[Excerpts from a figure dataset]
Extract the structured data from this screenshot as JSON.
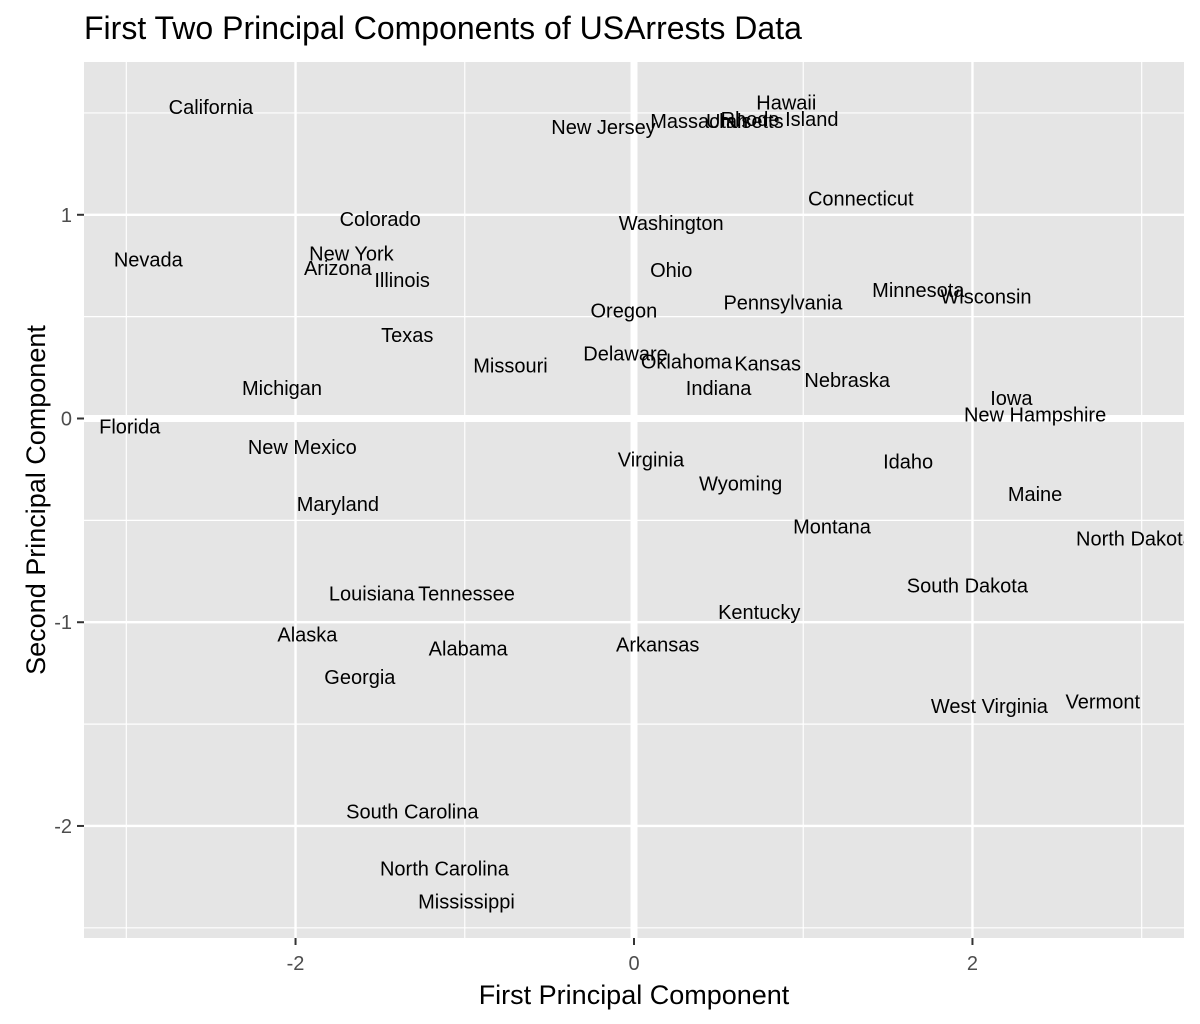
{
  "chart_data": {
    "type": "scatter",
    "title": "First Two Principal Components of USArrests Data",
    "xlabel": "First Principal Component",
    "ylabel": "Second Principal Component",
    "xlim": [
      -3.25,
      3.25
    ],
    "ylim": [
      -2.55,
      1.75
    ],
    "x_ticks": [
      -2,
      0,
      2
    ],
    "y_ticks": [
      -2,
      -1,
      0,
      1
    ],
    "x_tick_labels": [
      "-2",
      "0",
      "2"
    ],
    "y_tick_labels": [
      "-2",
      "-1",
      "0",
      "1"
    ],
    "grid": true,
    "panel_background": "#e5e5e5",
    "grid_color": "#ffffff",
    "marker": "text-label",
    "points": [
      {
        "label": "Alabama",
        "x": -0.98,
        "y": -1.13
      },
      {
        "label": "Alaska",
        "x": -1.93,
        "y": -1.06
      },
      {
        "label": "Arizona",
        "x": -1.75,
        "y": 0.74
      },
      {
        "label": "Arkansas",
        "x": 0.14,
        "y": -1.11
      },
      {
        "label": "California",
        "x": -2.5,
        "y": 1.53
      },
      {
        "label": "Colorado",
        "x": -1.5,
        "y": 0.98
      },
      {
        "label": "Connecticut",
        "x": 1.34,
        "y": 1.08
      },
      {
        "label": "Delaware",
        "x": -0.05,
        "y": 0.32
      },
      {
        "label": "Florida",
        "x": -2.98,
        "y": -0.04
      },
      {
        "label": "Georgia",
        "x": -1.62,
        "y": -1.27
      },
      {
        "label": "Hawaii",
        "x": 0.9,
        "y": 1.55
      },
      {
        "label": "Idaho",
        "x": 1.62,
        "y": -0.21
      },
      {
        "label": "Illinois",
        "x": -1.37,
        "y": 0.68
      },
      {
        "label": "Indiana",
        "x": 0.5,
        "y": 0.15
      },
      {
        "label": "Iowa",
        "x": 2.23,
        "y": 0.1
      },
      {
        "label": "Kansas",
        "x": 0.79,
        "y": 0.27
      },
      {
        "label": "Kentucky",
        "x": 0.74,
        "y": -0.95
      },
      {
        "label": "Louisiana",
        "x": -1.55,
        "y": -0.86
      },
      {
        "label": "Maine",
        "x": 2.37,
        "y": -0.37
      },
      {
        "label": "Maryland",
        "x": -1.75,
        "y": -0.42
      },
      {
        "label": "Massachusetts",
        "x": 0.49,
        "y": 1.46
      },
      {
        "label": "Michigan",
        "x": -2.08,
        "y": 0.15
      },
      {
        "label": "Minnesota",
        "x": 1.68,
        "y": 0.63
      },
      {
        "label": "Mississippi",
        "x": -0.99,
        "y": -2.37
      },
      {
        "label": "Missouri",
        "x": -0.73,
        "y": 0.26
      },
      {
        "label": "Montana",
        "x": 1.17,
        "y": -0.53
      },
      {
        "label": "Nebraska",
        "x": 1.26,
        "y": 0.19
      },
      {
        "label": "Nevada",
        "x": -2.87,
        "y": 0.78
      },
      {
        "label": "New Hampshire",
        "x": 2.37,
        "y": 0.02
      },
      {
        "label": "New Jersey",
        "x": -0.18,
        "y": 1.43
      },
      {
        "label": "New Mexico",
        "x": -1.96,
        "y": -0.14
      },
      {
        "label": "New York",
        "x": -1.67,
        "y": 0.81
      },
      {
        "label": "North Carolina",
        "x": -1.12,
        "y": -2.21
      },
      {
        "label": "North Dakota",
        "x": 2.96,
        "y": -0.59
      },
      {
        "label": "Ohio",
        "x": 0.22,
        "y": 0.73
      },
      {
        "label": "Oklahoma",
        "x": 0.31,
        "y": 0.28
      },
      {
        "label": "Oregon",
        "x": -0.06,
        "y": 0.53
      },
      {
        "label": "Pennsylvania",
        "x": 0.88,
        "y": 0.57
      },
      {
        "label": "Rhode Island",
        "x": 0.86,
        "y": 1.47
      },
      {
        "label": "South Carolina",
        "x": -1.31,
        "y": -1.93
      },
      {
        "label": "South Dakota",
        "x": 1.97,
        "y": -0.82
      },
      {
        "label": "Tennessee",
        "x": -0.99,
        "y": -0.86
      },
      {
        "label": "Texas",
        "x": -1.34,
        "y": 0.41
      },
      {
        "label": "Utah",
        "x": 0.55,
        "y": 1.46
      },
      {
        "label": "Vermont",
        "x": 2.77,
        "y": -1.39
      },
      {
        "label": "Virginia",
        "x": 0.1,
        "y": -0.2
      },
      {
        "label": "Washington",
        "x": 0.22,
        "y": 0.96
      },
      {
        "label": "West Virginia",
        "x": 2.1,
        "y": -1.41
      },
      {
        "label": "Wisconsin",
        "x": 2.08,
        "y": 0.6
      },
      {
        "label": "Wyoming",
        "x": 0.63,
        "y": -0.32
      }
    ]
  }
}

Written exercise: In the entries above, find lines with "Principal" and copy each.

Solution to this task:
    "title": "First Two Principal Components of USArrests Data",
    "xlabel": "First Principal Component",
    "ylabel": "Second Principal Component",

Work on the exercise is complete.